(Dataset excerpts)
%%
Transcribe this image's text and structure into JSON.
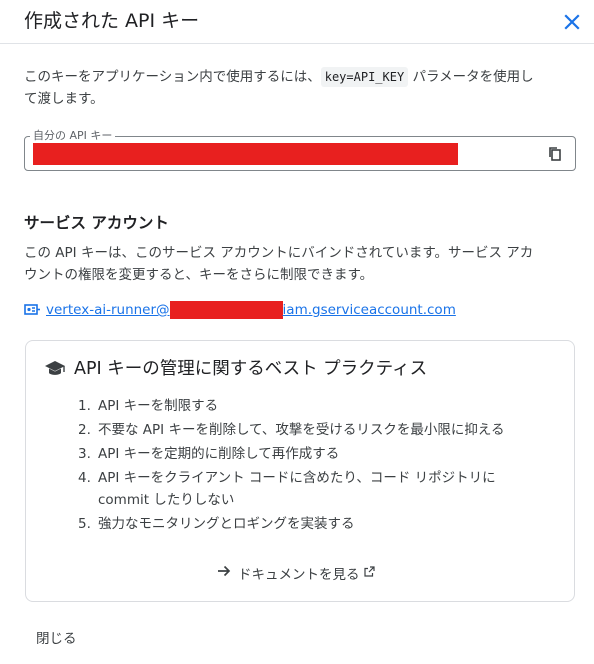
{
  "dialog": {
    "title": "作成された API キー",
    "close_icon": "close-icon"
  },
  "intro": {
    "text_before": "このキーをアプリケーション内で使用するには、",
    "code": "key=API_KEY",
    "text_after": " パラメータを使用して渡します。"
  },
  "api_key_field": {
    "label": "自分の API キー",
    "value_redacted": true,
    "copy_icon": "copy-icon"
  },
  "service_account": {
    "heading": "サービス アカウント",
    "description": "この API キーは、このサービス アカウントにバインドされています。サービス アカウントの権限を変更すると、キーをさらに制限できます。",
    "email_prefix": "vertex-ai-runner@",
    "email_suffix": "iam.gserviceaccount.com",
    "icon": "service-account-icon"
  },
  "best_practices": {
    "icon": "graduation-cap-icon",
    "title": "API キーの管理に関するベスト プラクティス",
    "items": [
      {
        "num": "1.",
        "text": "API キーを制限する"
      },
      {
        "num": "2.",
        "text": "不要な API キーを削除して、攻撃を受けるリスクを最小限に抑える"
      },
      {
        "num": "3.",
        "text": "API キーを定期的に削除して再作成する"
      },
      {
        "num": "4.",
        "text": "API キーをクライアント コードに含めたり、コード リポジトリに commit したりしない"
      },
      {
        "num": "5.",
        "text": "強力なモニタリングとロギングを実装する"
      }
    ],
    "doc_link_label": "ドキュメントを見る"
  },
  "footer": {
    "close_label": "閉じる"
  },
  "colors": {
    "link": "#1a73e8",
    "redaction": "#e8201f",
    "border": "#dadce0"
  }
}
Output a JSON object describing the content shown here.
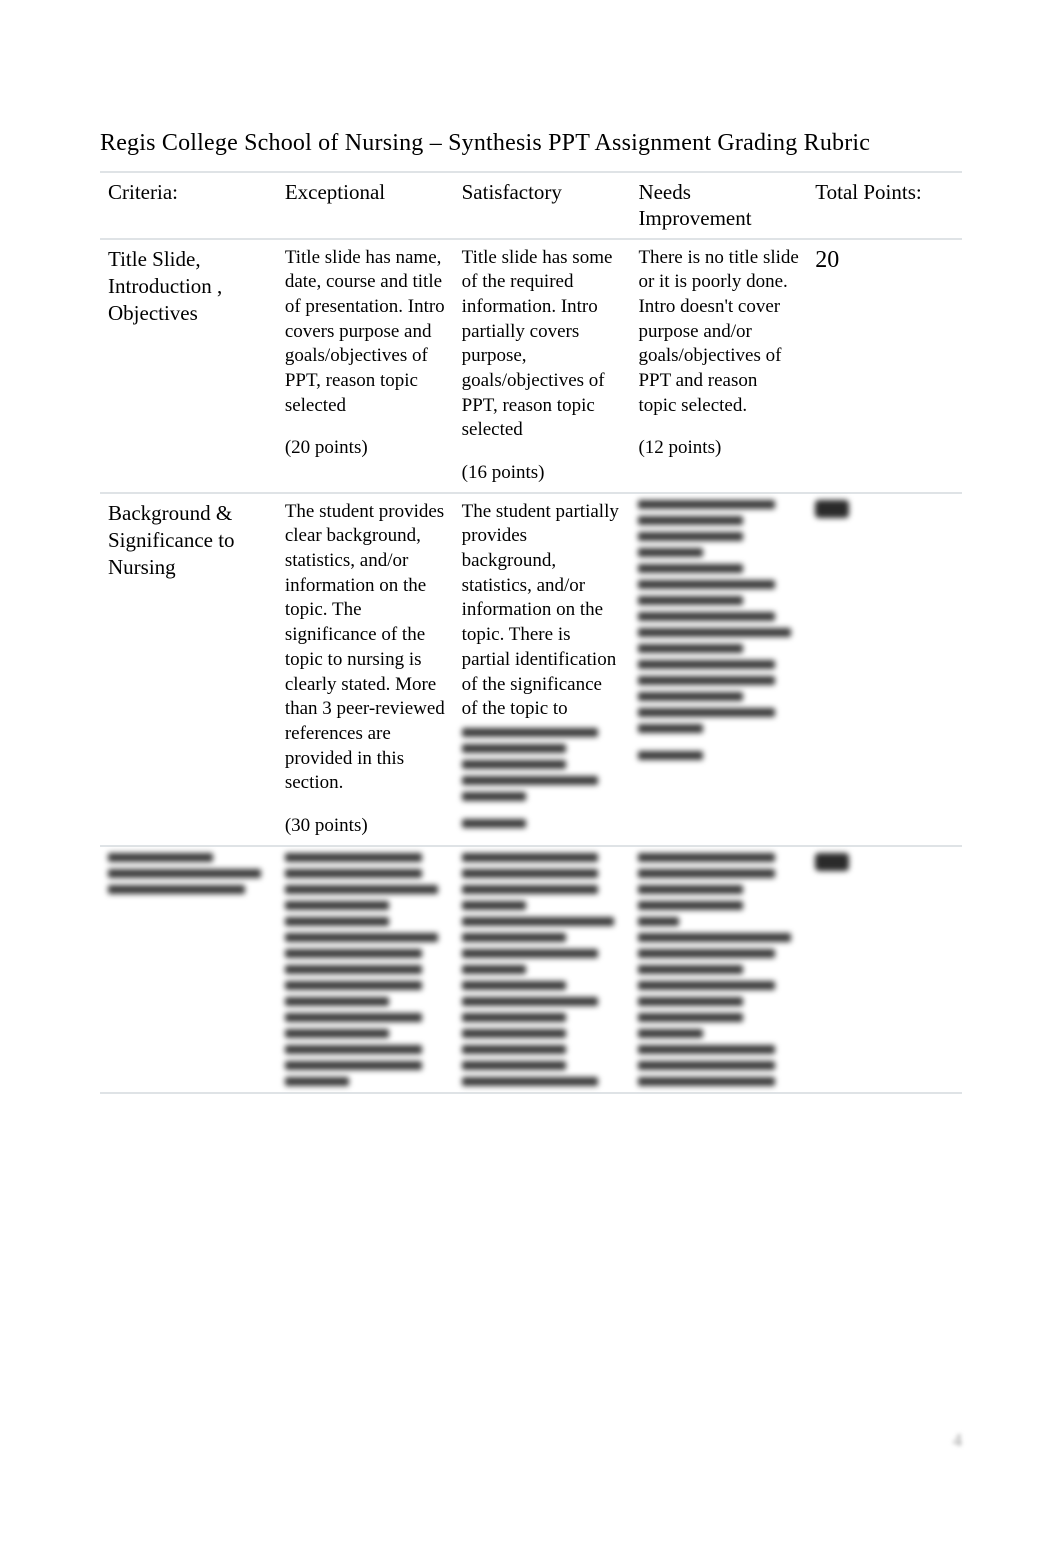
{
  "title": "Regis College School of Nursing – Synthesis PPT Assignment Grading Rubric",
  "headers": {
    "criteria": "Criteria:",
    "exceptional": "Exceptional",
    "satisfactory": "Satisfactory",
    "needs_improvement": "Needs\nImprovement",
    "total_points": "Total Points:"
  },
  "rows": [
    {
      "criteria": "Title Slide,\nIntroduction ,\nObjectives",
      "exceptional": "Title slide has name, date, course and title of presentation. Intro covers purpose and goals/objectives of PPT, reason topic selected",
      "exceptional_points": "(20 points)",
      "satisfactory": "Title slide has some of the required information. Intro partially covers purpose, goals/objectives of PPT, reason topic selected",
      "satisfactory_points": "(16 points)",
      "needs": "There is no title slide or it is poorly done. Intro doesn't cover purpose and/or goals/objectives of PPT and reason topic selected.",
      "needs_points": "(12 points)",
      "total": "20"
    },
    {
      "criteria": "Background &\nSignificance to\nNursing",
      "exceptional": "The student provides clear background, statistics, and/or information on the topic. The significance of the topic to nursing is clearly stated. More than 3 peer-reviewed references are provided in this section.",
      "exceptional_points": "(30 points)",
      "satisfactory": "The student partially provides background, statistics, and/or information on the topic. There is partial identification of the significance of the topic to",
      "satisfactory_points": "",
      "needs": "",
      "needs_points": "",
      "total": ""
    }
  ],
  "page_number": "4"
}
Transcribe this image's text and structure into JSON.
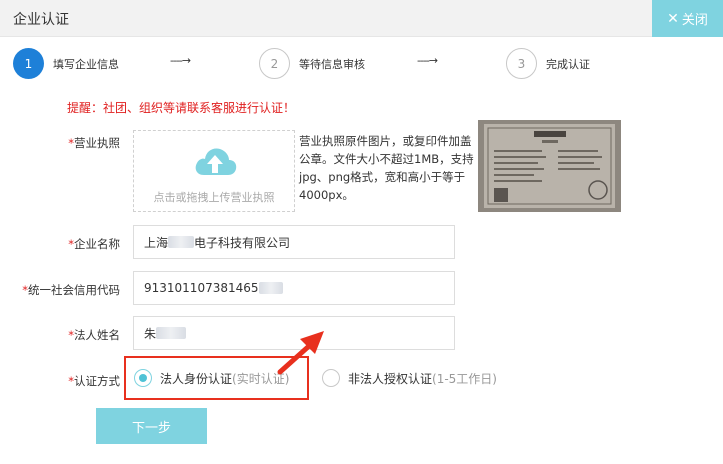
{
  "window": {
    "title": "企业认证",
    "close_label": "关闭"
  },
  "steps": [
    {
      "number": "1",
      "label": "填写企业信息",
      "state": "active"
    },
    {
      "number": "2",
      "label": "等待信息审核",
      "state": "inactive"
    },
    {
      "number": "3",
      "label": "完成认证",
      "state": "inactive"
    }
  ],
  "step_arrow": "----→",
  "reminder": "提醒：社团、组织等请联系客服进行认证！",
  "form": {
    "required_mark": "*",
    "license_label": "营业执照",
    "upload_placeholder": "点击或拖拽上传营业执照",
    "upload_desc": "营业执照原件图片，或复印件加盖公章。文件大小不超过1MB，支持jpg、png格式，宽和高小于等于4000px。",
    "company_name_label": "企业名称",
    "company_name_prefix": "上海",
    "company_name_suffix": "电子科技有限公司",
    "credit_code_label": "统一社会信用代码",
    "credit_code_value": "913101107381465",
    "legal_person_label": "法人姓名",
    "legal_person_value": "朱",
    "auth_method_label": "认证方式",
    "auth_options": [
      {
        "label": "法人身份认证",
        "hint": "(实时认证)",
        "checked": true
      },
      {
        "label": "非法人授权认证",
        "hint": "(1-5工作日)",
        "checked": false
      }
    ]
  },
  "next_button": "下一步",
  "colors": {
    "accent": "#7fd3e0",
    "step_active": "#1e80d8",
    "alert": "#e02020",
    "highlight": "#e8301e"
  },
  "icons": [
    "close-icon",
    "cloud-upload-icon",
    "arrow-pointer-icon"
  ]
}
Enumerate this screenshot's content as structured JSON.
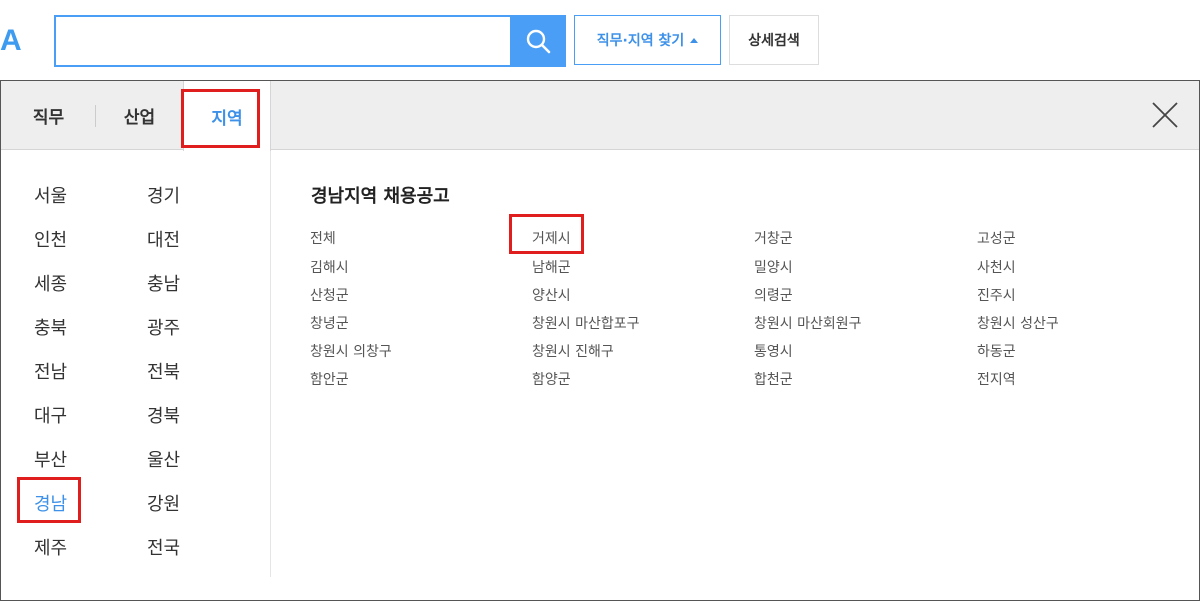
{
  "logo_text": "A",
  "search": {
    "value": "",
    "placeholder": ""
  },
  "buttons": {
    "job_region": "직무·지역 찾기",
    "advanced": "상세검색"
  },
  "tabs": [
    "직무",
    "산업",
    "지역"
  ],
  "active_tab": "지역",
  "regions": [
    "서울",
    "경기",
    "인천",
    "대전",
    "세종",
    "충남",
    "충북",
    "광주",
    "전남",
    "전북",
    "대구",
    "경북",
    "부산",
    "울산",
    "경남",
    "강원",
    "제주",
    "전국"
  ],
  "active_region": "경남",
  "subregion_title": "경남지역 채용공고",
  "subregions": [
    "전체",
    "거제시",
    "거창군",
    "고성군",
    "김해시",
    "남해군",
    "밀양시",
    "사천시",
    "산청군",
    "양산시",
    "의령군",
    "진주시",
    "창녕군",
    "창원시 마산합포구",
    "창원시 마산회원구",
    "창원시 성산구",
    "창원시 의창구",
    "창원시 진해구",
    "통영시",
    "하동군",
    "함안군",
    "함양군",
    "합천군",
    "전지역"
  ],
  "highlighted_subregion": "거제시",
  "colors": {
    "accent": "#3d91e8",
    "search_border": "#4a9ef5",
    "highlight": "#e01e1e"
  },
  "icons": {
    "search": "search-icon",
    "caret": "caret-up-icon",
    "close": "close-icon"
  }
}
%%
- **WHAT IS REQUIRED**: Using the material above, return every line exactly as it appears, minus the pictures.

- **RESPONSE TO THE TASK**:
Transcribe this image's text and structure into JSON.
{
  "dialog": {
    "title": "作成された API キー",
    "close_icon": "close-icon"
  },
  "intro": {
    "text_before": "このキーをアプリケーション内で使用するには、",
    "code": "key=API_KEY",
    "text_after": " パラメータを使用して渡します。"
  },
  "api_key_field": {
    "label": "自分の API キー",
    "value_redacted": true,
    "copy_icon": "copy-icon"
  },
  "service_account": {
    "heading": "サービス アカウント",
    "description": "この API キーは、このサービス アカウントにバインドされています。サービス アカウントの権限を変更すると、キーをさらに制限できます。",
    "email_prefix": "vertex-ai-runner@",
    "email_suffix": "iam.gserviceaccount.com",
    "icon": "service-account-icon"
  },
  "best_practices": {
    "icon": "graduation-cap-icon",
    "title": "API キーの管理に関するベスト プラクティス",
    "items": [
      {
        "num": "1.",
        "text": "API キーを制限する"
      },
      {
        "num": "2.",
        "text": "不要な API キーを削除して、攻撃を受けるリスクを最小限に抑える"
      },
      {
        "num": "3.",
        "text": "API キーを定期的に削除して再作成する"
      },
      {
        "num": "4.",
        "text": "API キーをクライアント コードに含めたり、コード リポジトリに commit したりしない"
      },
      {
        "num": "5.",
        "text": "強力なモニタリングとロギングを実装する"
      }
    ],
    "doc_link_label": "ドキュメントを見る"
  },
  "footer": {
    "close_label": "閉じる"
  },
  "colors": {
    "link": "#1a73e8",
    "redaction": "#e8201f",
    "border": "#dadce0"
  }
}
Output a JSON object describing the content shown here.
{
  "title": "Regis College School of Nursing – Synthesis PPT Assignment Grading Rubric",
  "headers": {
    "criteria": "Criteria:",
    "exceptional": "Exceptional",
    "satisfactory": "Satisfactory",
    "needs_improvement": "Needs\nImprovement",
    "total_points": "Total Points:"
  },
  "rows": [
    {
      "criteria": "Title Slide,\nIntroduction ,\nObjectives",
      "exceptional": "Title slide has name, date, course and title of presentation. Intro covers purpose and goals/objectives of PPT, reason topic selected",
      "exceptional_points": "(20 points)",
      "satisfactory": "Title slide has some of the required information. Intro partially covers purpose, goals/objectives of PPT, reason topic selected",
      "satisfactory_points": "(16 points)",
      "needs": "There is no title slide or it is poorly done. Intro doesn't cover purpose and/or goals/objectives of PPT and reason topic selected.",
      "needs_points": "(12 points)",
      "total": "20"
    },
    {
      "criteria": "Background &\nSignificance to\nNursing",
      "exceptional": "The student provides clear background, statistics, and/or information on the topic. The significance of the topic to nursing is clearly stated. More than 3 peer-reviewed references are provided in this section.",
      "exceptional_points": "(30 points)",
      "satisfactory": "The student partially provides background, statistics, and/or information on the topic. There is partial identification of the significance of the topic to",
      "satisfactory_points": "",
      "needs": "",
      "needs_points": "",
      "total": ""
    }
  ],
  "page_number": "4"
}
Transcribe this image's text and structure into JSON.
{
  "window": {
    "title": "企业认证",
    "close_label": "关闭"
  },
  "steps": [
    {
      "number": "1",
      "label": "填写企业信息",
      "state": "active"
    },
    {
      "number": "2",
      "label": "等待信息审核",
      "state": "inactive"
    },
    {
      "number": "3",
      "label": "完成认证",
      "state": "inactive"
    }
  ],
  "step_arrow": "----→",
  "reminder": "提醒：社团、组织等请联系客服进行认证！",
  "form": {
    "required_mark": "*",
    "license_label": "营业执照",
    "upload_placeholder": "点击或拖拽上传营业执照",
    "upload_desc": "营业执照原件图片，或复印件加盖公章。文件大小不超过1MB，支持jpg、png格式，宽和高小于等于4000px。",
    "company_name_label": "企业名称",
    "company_name_prefix": "上海",
    "company_name_suffix": "电子科技有限公司",
    "credit_code_label": "统一社会信用代码",
    "credit_code_value": "913101107381465",
    "legal_person_label": "法人姓名",
    "legal_person_value": "朱",
    "auth_method_label": "认证方式",
    "auth_options": [
      {
        "label": "法人身份认证",
        "hint": "(实时认证)",
        "checked": true
      },
      {
        "label": "非法人授权认证",
        "hint": "(1-5工作日)",
        "checked": false
      }
    ]
  },
  "next_button": "下一步",
  "colors": {
    "accent": "#7fd3e0",
    "step_active": "#1e80d8",
    "alert": "#e02020",
    "highlight": "#e8301e"
  },
  "icons": [
    "close-icon",
    "cloud-upload-icon",
    "arrow-pointer-icon"
  ]
}
Enumerate this screenshot's content as structured JSON.
{
  "logo_text": "A",
  "search": {
    "value": "",
    "placeholder": ""
  },
  "buttons": {
    "job_region": "직무·지역 찾기",
    "advanced": "상세검색"
  },
  "tabs": [
    "직무",
    "산업",
    "지역"
  ],
  "active_tab": "지역",
  "regions": [
    "서울",
    "경기",
    "인천",
    "대전",
    "세종",
    "충남",
    "충북",
    "광주",
    "전남",
    "전북",
    "대구",
    "경북",
    "부산",
    "울산",
    "경남",
    "강원",
    "제주",
    "전국"
  ],
  "active_region": "경남",
  "subregion_title": "경남지역 채용공고",
  "subregions": [
    "전체",
    "거제시",
    "거창군",
    "고성군",
    "김해시",
    "남해군",
    "밀양시",
    "사천시",
    "산청군",
    "양산시",
    "의령군",
    "진주시",
    "창녕군",
    "창원시 마산합포구",
    "창원시 마산회원구",
    "창원시 성산구",
    "창원시 의창구",
    "창원시 진해구",
    "통영시",
    "하동군",
    "함안군",
    "함양군",
    "합천군",
    "전지역"
  ],
  "highlighted_subregion": "거제시",
  "colors": {
    "accent": "#3d91e8",
    "search_border": "#4a9ef5",
    "highlight": "#e01e1e"
  },
  "icons": {
    "search": "search-icon",
    "caret": "caret-up-icon",
    "close": "close-icon"
  }
}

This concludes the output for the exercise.